## Records supplied
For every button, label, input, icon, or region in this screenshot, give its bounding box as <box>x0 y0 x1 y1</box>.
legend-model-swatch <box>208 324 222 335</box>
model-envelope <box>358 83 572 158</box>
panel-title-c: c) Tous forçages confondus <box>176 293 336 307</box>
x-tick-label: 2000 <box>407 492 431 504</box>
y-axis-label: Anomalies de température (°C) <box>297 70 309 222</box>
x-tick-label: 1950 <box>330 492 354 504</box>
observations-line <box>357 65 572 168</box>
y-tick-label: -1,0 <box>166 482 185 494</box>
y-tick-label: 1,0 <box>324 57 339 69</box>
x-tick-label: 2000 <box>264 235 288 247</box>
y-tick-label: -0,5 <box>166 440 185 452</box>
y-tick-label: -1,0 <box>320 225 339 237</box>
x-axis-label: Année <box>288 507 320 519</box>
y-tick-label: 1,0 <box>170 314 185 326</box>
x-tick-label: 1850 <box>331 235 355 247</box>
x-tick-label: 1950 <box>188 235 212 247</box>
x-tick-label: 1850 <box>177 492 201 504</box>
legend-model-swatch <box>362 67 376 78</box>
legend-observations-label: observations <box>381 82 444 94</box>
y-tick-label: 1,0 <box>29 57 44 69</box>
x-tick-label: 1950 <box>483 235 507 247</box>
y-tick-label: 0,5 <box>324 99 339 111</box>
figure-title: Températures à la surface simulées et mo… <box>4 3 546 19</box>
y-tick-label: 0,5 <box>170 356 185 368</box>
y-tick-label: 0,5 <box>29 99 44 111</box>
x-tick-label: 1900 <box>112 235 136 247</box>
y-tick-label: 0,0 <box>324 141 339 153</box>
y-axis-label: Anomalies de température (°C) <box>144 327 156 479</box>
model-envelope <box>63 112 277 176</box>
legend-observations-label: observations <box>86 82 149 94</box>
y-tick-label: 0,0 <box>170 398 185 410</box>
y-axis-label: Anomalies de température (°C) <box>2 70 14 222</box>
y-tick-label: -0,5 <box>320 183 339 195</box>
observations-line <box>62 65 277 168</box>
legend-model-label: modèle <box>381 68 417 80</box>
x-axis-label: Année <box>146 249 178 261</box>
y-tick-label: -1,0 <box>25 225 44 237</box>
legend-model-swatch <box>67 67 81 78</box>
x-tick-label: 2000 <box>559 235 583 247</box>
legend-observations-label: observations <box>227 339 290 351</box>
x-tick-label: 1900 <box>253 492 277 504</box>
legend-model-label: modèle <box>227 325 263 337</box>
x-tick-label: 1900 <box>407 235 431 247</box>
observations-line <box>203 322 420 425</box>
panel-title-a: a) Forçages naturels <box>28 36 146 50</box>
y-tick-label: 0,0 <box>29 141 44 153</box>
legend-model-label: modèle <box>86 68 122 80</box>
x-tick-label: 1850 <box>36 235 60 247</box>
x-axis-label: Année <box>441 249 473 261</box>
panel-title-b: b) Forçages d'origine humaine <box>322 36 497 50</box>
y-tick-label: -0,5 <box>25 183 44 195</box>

## Directions for this task
Please output every line above again, character for character and in the same order.

## The solution
For every button, label, input, icon, or region in this screenshot, give its bounding box as <box>x0 y0 x1 y1</box>.
legend-model-swatch <box>208 324 222 335</box>
model-envelope <box>358 83 572 158</box>
panel-title-c: c) Tous forçages confondus <box>176 293 336 307</box>
x-tick-label: 2000 <box>407 492 431 504</box>
y-axis-label: Anomalies de température (°C) <box>297 70 309 222</box>
x-tick-label: 1950 <box>330 492 354 504</box>
observations-line <box>357 65 572 168</box>
y-tick-label: -1,0 <box>166 482 185 494</box>
y-tick-label: 1,0 <box>324 57 339 69</box>
x-tick-label: 2000 <box>264 235 288 247</box>
y-tick-label: -0,5 <box>166 440 185 452</box>
y-tick-label: -1,0 <box>320 225 339 237</box>
x-axis-label: Année <box>288 507 320 519</box>
y-tick-label: 1,0 <box>170 314 185 326</box>
x-tick-label: 1850 <box>331 235 355 247</box>
x-tick-label: 1950 <box>188 235 212 247</box>
x-tick-label: 1850 <box>177 492 201 504</box>
legend-model-swatch <box>362 67 376 78</box>
legend-observations-label: observations <box>381 82 444 94</box>
y-tick-label: 1,0 <box>29 57 44 69</box>
x-tick-label: 1950 <box>483 235 507 247</box>
y-tick-label: 0,5 <box>324 99 339 111</box>
figure-title: Températures à la surface simulées et mo… <box>4 3 546 19</box>
y-tick-label: 0,5 <box>170 356 185 368</box>
y-tick-label: 0,5 <box>29 99 44 111</box>
x-tick-label: 1900 <box>112 235 136 247</box>
y-tick-label: 0,0 <box>324 141 339 153</box>
y-axis-label: Anomalies de température (°C) <box>144 327 156 479</box>
model-envelope <box>63 112 277 176</box>
legend-observations-label: observations <box>86 82 149 94</box>
y-tick-label: 0,0 <box>170 398 185 410</box>
y-axis-label: Anomalies de température (°C) <box>2 70 14 222</box>
y-tick-label: -0,5 <box>320 183 339 195</box>
observations-line <box>62 65 277 168</box>
legend-model-label: modèle <box>381 68 417 80</box>
x-axis-label: Année <box>146 249 178 261</box>
y-tick-label: -1,0 <box>25 225 44 237</box>
legend-model-swatch <box>67 67 81 78</box>
x-tick-label: 2000 <box>559 235 583 247</box>
legend-observations-label: observations <box>227 339 290 351</box>
x-tick-label: 1900 <box>253 492 277 504</box>
legend-model-label: modèle <box>227 325 263 337</box>
x-tick-label: 1900 <box>407 235 431 247</box>
observations-line <box>203 322 420 425</box>
panel-title-a: a) Forçages naturels <box>28 36 146 50</box>
y-tick-label: 0,0 <box>29 141 44 153</box>
legend-model-label: modèle <box>86 68 122 80</box>
x-tick-label: 1850 <box>36 235 60 247</box>
x-axis-label: Année <box>441 249 473 261</box>
panel-title-b: b) Forçages d'origine humaine <box>322 36 497 50</box>
y-tick-label: -0,5 <box>25 183 44 195</box>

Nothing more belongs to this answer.